■ WRITTEN EXERCISE:
Output the full listing word for word.

■ GIVEN ENTRIES:
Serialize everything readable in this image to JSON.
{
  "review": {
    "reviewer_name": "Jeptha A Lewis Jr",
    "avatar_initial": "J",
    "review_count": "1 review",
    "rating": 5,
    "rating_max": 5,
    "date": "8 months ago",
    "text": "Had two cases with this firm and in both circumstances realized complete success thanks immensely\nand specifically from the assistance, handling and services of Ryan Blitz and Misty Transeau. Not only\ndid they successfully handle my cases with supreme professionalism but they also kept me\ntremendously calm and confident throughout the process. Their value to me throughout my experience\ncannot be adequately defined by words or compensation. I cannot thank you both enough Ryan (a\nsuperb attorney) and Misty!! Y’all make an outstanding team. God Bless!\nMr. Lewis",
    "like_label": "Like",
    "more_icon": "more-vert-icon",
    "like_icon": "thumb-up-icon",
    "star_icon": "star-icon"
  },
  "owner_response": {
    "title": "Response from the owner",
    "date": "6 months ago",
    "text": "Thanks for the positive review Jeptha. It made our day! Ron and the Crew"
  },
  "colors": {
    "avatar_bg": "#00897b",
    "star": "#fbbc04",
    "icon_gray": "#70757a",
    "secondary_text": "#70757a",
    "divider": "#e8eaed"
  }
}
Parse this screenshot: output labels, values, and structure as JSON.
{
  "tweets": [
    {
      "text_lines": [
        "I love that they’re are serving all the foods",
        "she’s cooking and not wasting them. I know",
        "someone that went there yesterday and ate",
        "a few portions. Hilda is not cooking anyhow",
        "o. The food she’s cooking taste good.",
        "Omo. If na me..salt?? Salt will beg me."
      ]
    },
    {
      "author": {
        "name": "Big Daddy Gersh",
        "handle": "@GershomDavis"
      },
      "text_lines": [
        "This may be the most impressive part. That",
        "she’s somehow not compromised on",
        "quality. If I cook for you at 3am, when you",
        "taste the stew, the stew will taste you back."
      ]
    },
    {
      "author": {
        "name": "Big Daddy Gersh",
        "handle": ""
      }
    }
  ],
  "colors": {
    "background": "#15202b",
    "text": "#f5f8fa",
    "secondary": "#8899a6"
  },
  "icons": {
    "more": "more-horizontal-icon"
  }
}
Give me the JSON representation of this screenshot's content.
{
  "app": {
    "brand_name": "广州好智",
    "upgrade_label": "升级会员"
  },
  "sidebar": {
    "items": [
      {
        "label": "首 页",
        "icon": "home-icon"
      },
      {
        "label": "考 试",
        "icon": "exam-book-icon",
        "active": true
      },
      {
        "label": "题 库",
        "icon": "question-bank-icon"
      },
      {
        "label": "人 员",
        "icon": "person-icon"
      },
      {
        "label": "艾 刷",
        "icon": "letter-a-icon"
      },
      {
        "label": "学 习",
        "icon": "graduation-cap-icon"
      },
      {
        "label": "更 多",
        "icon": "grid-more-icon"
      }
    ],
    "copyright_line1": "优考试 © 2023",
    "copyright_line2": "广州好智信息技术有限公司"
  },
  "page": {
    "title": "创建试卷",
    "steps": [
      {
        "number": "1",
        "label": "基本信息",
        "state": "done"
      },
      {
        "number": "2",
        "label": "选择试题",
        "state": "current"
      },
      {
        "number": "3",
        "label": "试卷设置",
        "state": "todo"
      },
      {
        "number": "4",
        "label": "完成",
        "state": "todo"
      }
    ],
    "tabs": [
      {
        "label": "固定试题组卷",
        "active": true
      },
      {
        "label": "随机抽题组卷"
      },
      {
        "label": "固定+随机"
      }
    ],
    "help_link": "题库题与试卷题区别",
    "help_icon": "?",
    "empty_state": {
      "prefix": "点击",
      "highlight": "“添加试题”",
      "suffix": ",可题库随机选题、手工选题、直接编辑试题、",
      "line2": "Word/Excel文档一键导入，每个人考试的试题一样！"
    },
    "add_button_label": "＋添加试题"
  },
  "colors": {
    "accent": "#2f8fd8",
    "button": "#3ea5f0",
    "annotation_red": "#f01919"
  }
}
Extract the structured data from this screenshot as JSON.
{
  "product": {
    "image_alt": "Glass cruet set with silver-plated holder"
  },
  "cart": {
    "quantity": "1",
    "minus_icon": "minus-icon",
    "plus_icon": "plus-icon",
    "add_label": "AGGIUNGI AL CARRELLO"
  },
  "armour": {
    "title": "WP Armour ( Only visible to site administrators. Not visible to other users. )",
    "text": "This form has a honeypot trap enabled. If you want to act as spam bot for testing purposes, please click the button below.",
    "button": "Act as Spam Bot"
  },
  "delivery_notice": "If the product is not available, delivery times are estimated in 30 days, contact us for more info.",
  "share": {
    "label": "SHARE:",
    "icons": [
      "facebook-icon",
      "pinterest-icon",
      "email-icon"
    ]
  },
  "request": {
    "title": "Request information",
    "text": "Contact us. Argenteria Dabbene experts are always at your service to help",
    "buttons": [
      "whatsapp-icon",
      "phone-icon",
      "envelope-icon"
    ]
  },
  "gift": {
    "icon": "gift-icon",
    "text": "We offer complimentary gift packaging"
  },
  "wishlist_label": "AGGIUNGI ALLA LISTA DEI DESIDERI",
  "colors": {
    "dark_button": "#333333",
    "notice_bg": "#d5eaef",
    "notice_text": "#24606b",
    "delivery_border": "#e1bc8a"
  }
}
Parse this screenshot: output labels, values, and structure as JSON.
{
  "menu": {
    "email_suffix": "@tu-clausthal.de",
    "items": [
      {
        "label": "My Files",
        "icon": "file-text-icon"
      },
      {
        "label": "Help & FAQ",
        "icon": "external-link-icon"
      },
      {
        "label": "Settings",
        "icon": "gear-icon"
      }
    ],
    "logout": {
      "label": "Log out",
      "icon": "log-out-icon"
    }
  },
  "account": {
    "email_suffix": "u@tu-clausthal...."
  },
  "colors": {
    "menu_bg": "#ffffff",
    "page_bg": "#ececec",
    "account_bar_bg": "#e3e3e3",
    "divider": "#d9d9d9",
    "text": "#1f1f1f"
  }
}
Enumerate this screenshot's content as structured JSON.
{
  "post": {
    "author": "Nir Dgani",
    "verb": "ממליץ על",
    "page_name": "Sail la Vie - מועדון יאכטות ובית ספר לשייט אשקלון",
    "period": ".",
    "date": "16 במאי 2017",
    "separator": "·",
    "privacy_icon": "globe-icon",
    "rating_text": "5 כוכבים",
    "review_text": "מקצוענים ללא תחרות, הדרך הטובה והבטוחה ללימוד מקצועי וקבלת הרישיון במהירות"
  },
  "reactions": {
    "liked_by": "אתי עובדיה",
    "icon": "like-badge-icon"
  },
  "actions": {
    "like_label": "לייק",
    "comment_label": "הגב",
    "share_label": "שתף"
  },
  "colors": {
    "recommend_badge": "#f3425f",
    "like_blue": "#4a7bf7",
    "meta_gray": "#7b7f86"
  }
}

■ RESULT OF THE EXERCISE:
Serialize everything readable in this image to JSON.
{
  "review": {
    "reviewer_name": "Jeptha A Lewis Jr",
    "avatar_initial": "J",
    "review_count": "1 review",
    "rating": 5,
    "rating_max": 5,
    "date": "8 months ago",
    "text": "Had two cases with this firm and in both circumstances realized complete success thanks immensely\nand specifically from the assistance, handling and services of Ryan Blitz and Misty Transeau. Not only\ndid they successfully handle my cases with supreme professionalism but they also kept me\ntremendously calm and confident throughout the process. Their value to me throughout my experience\ncannot be adequately defined by words or compensation. I cannot thank you both enough Ryan (a\nsuperb attorney) and Misty!! Y’all make an outstanding team. God Bless!\nMr. Lewis",
    "like_label": "Like",
    "more_icon": "more-vert-icon",
    "like_icon": "thumb-up-icon",
    "star_icon": "star-icon"
  },
  "owner_response": {
    "title": "Response from the owner",
    "date": "6 months ago",
    "text": "Thanks for the positive review Jeptha. It made our day! Ron and the Crew"
  },
  "colors": {
    "avatar_bg": "#00897b",
    "star": "#fbbc04",
    "icon_gray": "#70757a",
    "secondary_text": "#70757a",
    "divider": "#e8eaed"
  }
}
Parse this screenshot: output labels, values, and structure as JSON.
{
  "tweets": [
    {
      "text_lines": [
        "I love that they’re are serving all the foods",
        "she’s cooking and not wasting them. I know",
        "someone that went there yesterday and ate",
        "a few portions. Hilda is not cooking anyhow",
        "o. The food she’s cooking taste good.",
        "Omo. If na me..salt?? Salt will beg me."
      ]
    },
    {
      "author": {
        "name": "Big Daddy Gersh",
        "handle": "@GershomDavis"
      },
      "text_lines": [
        "This may be the most impressive part. That",
        "she’s somehow not compromised on",
        "quality. If I cook for you at 3am, when you",
        "taste the stew, the stew will taste you back."
      ]
    },
    {
      "author": {
        "name": "Big Daddy Gersh",
        "handle": ""
      }
    }
  ],
  "colors": {
    "background": "#15202b",
    "text": "#f5f8fa",
    "secondary": "#8899a6"
  },
  "icons": {
    "more": "more-horizontal-icon"
  }
}
Give me the JSON representation of this screenshot's content.
{
  "app": {
    "brand_name": "广州好智",
    "upgrade_label": "升级会员"
  },
  "sidebar": {
    "items": [
      {
        "label": "首 页",
        "icon": "home-icon"
      },
      {
        "label": "考 试",
        "icon": "exam-book-icon",
        "active": true
      },
      {
        "label": "题 库",
        "icon": "question-bank-icon"
      },
      {
        "label": "人 员",
        "icon": "person-icon"
      },
      {
        "label": "艾 刷",
        "icon": "letter-a-icon"
      },
      {
        "label": "学 习",
        "icon": "graduation-cap-icon"
      },
      {
        "label": "更 多",
        "icon": "grid-more-icon"
      }
    ],
    "copyright_line1": "优考试 © 2023",
    "copyright_line2": "广州好智信息技术有限公司"
  },
  "page": {
    "title": "创建试卷",
    "steps": [
      {
        "number": "1",
        "label": "基本信息",
        "state": "done"
      },
      {
        "number": "2",
        "label": "选择试题",
        "state": "current"
      },
      {
        "number": "3",
        "label": "试卷设置",
        "state": "todo"
      },
      {
        "number": "4",
        "label": "完成",
        "state": "todo"
      }
    ],
    "tabs": [
      {
        "label": "固定试题组卷",
        "active": true
      },
      {
        "label": "随机抽题组卷"
      },
      {
        "label": "固定+随机"
      }
    ],
    "help_link": "题库题与试卷题区别",
    "help_icon": "?",
    "empty_state": {
      "prefix": "点击",
      "highlight": "“添加试题”",
      "suffix": ",可题库随机选题、手工选题、直接编辑试题、",
      "line2": "Word/Excel文档一键导入，每个人考试的试题一样！"
    },
    "add_button_label": "＋添加试题"
  },
  "colors": {
    "accent": "#2f8fd8",
    "button": "#3ea5f0",
    "annotation_red": "#f01919"
  }
}
Extract the structured data from this screenshot as JSON.
{
  "product": {
    "image_alt": "Glass cruet set with silver-plated holder"
  },
  "cart": {
    "quantity": "1",
    "minus_icon": "minus-icon",
    "plus_icon": "plus-icon",
    "add_label": "AGGIUNGI AL CARRELLO"
  },
  "armour": {
    "title": "WP Armour ( Only visible to site administrators. Not visible to other users. )",
    "text": "This form has a honeypot trap enabled. If you want to act as spam bot for testing purposes, please click the button below.",
    "button": "Act as Spam Bot"
  },
  "delivery_notice": "If the product is not available, delivery times are estimated in 30 days, contact us for more info.",
  "share": {
    "label": "SHARE:",
    "icons": [
      "facebook-icon",
      "pinterest-icon",
      "email-icon"
    ]
  },
  "request": {
    "title": "Request information",
    "text": "Contact us. Argenteria Dabbene experts are always at your service to help",
    "buttons": [
      "whatsapp-icon",
      "phone-icon",
      "envelope-icon"
    ]
  },
  "gift": {
    "icon": "gift-icon",
    "text": "We offer complimentary gift packaging"
  },
  "wishlist_label": "AGGIUNGI ALLA LISTA DEI DESIDERI",
  "colors": {
    "dark_button": "#333333",
    "notice_bg": "#d5eaef",
    "notice_text": "#24606b",
    "delivery_border": "#e1bc8a"
  }
}
Parse this screenshot: output labels, values, and structure as JSON.
{
  "menu": {
    "email_suffix": "@tu-clausthal.de",
    "items": [
      {
        "label": "My Files",
        "icon": "file-text-icon"
      },
      {
        "label": "Help & FAQ",
        "icon": "external-link-icon"
      },
      {
        "label": "Settings",
        "icon": "gear-icon"
      }
    ],
    "logout": {
      "label": "Log out",
      "icon": "log-out-icon"
    }
  },
  "account": {
    "email_suffix": "u@tu-clausthal...."
  },
  "colors": {
    "menu_bg": "#ffffff",
    "page_bg": "#ececec",
    "account_bar_bg": "#e3e3e3",
    "divider": "#d9d9d9",
    "text": "#1f1f1f"
  }
}
Enumerate this screenshot's content as structured JSON.
{
  "post": {
    "author": "Nir Dgani",
    "verb": "ממליץ על",
    "page_name": "Sail la Vie - מועדון יאכטות ובית ספר לשייט אשקלון",
    "period": ".",
    "date": "16 במאי 2017",
    "separator": "·",
    "privacy_icon": "globe-icon",
    "rating_text": "5 כוכבים",
    "review_text": "מקצוענים ללא תחרות, הדרך הטובה והבטוחה ללימוד מקצועי וקבלת הרישיון במהירות"
  },
  "reactions": {
    "liked_by": "אתי עובדיה",
    "icon": "like-badge-icon"
  },
  "actions": {
    "like_label": "לייק",
    "comment_label": "הגב",
    "share_label": "שתף"
  },
  "colors": {
    "recommend_badge": "#f3425f",
    "like_blue": "#4a7bf7",
    "meta_gray": "#7b7f86"
  }
}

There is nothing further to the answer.